• **Available records**

________________________

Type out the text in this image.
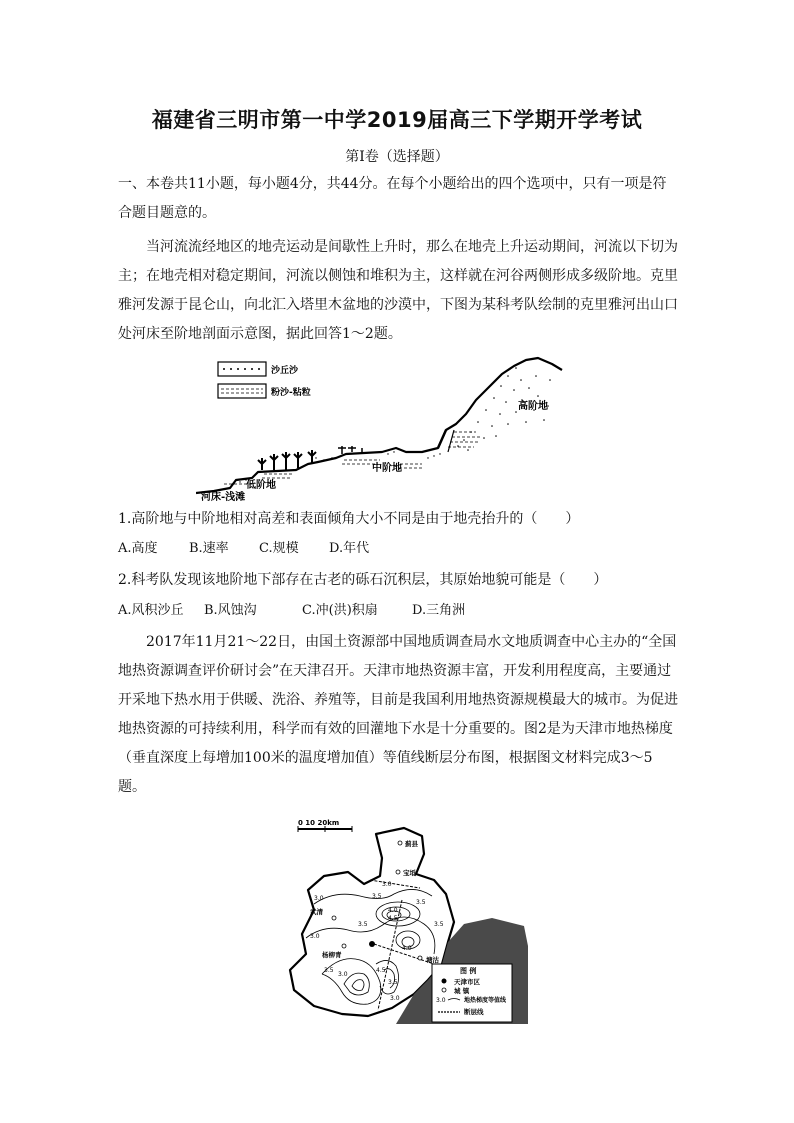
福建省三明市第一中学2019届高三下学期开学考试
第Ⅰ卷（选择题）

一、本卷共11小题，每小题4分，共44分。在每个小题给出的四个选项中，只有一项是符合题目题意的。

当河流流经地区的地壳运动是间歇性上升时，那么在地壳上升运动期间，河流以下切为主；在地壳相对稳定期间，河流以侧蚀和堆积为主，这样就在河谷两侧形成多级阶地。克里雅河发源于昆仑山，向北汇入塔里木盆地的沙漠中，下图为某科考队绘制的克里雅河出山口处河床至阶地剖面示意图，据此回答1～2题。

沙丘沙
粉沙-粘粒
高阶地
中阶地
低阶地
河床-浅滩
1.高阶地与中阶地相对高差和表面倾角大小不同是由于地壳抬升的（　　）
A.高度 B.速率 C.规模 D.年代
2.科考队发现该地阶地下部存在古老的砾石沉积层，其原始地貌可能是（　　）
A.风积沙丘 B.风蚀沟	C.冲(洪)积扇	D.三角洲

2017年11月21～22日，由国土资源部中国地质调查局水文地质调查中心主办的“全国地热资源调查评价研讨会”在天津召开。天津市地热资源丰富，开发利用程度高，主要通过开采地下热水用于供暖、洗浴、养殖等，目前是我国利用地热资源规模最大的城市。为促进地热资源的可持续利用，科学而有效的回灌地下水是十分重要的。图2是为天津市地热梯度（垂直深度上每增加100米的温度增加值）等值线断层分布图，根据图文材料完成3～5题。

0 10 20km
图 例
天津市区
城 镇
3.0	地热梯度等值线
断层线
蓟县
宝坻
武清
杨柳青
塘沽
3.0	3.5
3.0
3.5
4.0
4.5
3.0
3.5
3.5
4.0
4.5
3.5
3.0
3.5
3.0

________________________

• **Stated task**
Reproduce every entry word for word, but skip any pictures.

• **Output for this exercise**
Type out the text in this image.
福建省三明市第一中学2019届高三下学期开学考试
第Ⅰ卷（选择题）

一、本卷共11小题，每小题4分，共44分。在每个小题给出的四个选项中，只有一项是符合题目题意的。

当河流流经地区的地壳运动是间歇性上升时，那么在地壳上升运动期间，河流以下切为主；在地壳相对稳定期间，河流以侧蚀和堆积为主，这样就在河谷两侧形成多级阶地。克里雅河发源于昆仑山，向北汇入塔里木盆地的沙漠中，下图为某科考队绘制的克里雅河出山口处河床至阶地剖面示意图，据此回答1～2题。

沙丘沙
粉沙-粘粒
高阶地
中阶地
低阶地
河床-浅滩
1.高阶地与中阶地相对高差和表面倾角大小不同是由于地壳抬升的（　　）
A.高度 B.速率 C.规模 D.年代
2.科考队发现该地阶地下部存在古老的砾石沉积层，其原始地貌可能是（　　）
A.风积沙丘 B.风蚀沟	C.冲(洪)积扇	D.三角洲

2017年11月21～22日，由国土资源部中国地质调查局水文地质调查中心主办的“全国地热资源调查评价研讨会”在天津召开。天津市地热资源丰富，开发利用程度高，主要通过开采地下热水用于供暖、洗浴、养殖等，目前是我国利用地热资源规模最大的城市。为促进地热资源的可持续利用，科学而有效的回灌地下水是十分重要的。图2是为天津市地热梯度（垂直深度上每增加100米的温度增加值）等值线断层分布图，根据图文材料完成3～5题。

0 10 20km
图 例
天津市区
城 镇
3.0	地热梯度等值线
断层线
蓟县
宝坻
武清
杨柳青
塘沽
3.0	3.5
3.0
3.5
4.0
4.5
3.0
3.5
3.5
4.0
4.5
3.5
3.0
3.5
3.0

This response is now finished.